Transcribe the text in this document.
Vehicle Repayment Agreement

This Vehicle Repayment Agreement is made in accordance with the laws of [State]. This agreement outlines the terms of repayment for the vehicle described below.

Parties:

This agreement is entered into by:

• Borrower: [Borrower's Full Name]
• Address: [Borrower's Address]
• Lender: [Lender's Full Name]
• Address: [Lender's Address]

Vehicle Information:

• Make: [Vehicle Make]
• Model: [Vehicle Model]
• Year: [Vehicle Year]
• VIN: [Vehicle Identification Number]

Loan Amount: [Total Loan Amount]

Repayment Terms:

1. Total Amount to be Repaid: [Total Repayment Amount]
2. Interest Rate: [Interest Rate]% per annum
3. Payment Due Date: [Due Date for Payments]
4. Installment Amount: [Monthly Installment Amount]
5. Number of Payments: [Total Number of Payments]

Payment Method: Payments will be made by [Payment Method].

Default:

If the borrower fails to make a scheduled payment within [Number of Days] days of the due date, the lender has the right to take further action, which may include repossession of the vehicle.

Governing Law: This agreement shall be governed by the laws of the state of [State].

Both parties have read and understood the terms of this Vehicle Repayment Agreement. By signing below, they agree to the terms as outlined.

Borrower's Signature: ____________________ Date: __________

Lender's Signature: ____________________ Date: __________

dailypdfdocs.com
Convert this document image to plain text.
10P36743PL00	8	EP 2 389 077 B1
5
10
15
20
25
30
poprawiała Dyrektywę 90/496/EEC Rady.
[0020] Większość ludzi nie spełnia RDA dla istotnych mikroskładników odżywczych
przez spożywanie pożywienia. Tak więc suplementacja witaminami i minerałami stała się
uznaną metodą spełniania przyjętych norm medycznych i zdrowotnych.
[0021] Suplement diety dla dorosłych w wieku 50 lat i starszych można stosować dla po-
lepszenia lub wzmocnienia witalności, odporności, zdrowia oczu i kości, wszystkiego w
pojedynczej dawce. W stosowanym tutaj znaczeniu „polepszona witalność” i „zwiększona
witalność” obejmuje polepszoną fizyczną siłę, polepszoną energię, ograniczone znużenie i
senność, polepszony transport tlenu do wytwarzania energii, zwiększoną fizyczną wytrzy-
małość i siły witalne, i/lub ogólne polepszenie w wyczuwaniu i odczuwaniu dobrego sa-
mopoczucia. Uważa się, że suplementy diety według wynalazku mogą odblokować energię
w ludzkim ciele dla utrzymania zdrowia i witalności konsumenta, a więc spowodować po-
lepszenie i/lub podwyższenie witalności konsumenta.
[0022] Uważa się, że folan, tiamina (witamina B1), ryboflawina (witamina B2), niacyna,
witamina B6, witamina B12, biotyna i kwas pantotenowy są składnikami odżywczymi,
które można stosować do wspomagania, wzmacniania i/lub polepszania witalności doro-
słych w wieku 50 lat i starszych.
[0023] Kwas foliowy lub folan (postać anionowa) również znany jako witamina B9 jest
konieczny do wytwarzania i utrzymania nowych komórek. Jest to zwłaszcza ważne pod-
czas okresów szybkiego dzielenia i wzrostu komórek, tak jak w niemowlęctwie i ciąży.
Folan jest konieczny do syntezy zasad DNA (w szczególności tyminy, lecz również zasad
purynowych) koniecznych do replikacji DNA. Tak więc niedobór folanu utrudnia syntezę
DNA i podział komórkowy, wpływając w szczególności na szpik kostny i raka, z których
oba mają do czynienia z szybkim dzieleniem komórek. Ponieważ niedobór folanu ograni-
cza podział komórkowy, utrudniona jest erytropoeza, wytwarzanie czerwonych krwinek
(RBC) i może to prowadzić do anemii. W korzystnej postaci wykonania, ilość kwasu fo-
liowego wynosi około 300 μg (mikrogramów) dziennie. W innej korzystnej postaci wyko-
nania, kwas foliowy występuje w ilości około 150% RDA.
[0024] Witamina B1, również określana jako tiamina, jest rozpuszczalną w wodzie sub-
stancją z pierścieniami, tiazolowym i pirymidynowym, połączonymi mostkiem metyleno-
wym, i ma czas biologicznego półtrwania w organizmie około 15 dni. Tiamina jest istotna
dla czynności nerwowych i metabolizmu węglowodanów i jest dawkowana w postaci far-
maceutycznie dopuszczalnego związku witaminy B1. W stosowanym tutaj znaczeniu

--------------------------------------------------

- [WHAT IS EXPECTED]
Extract, from the listing above, every line where the string "text" occurs.

- [EXERCISE ANSWER]
Transcribe the text in this document.
Convert this document image to plain text.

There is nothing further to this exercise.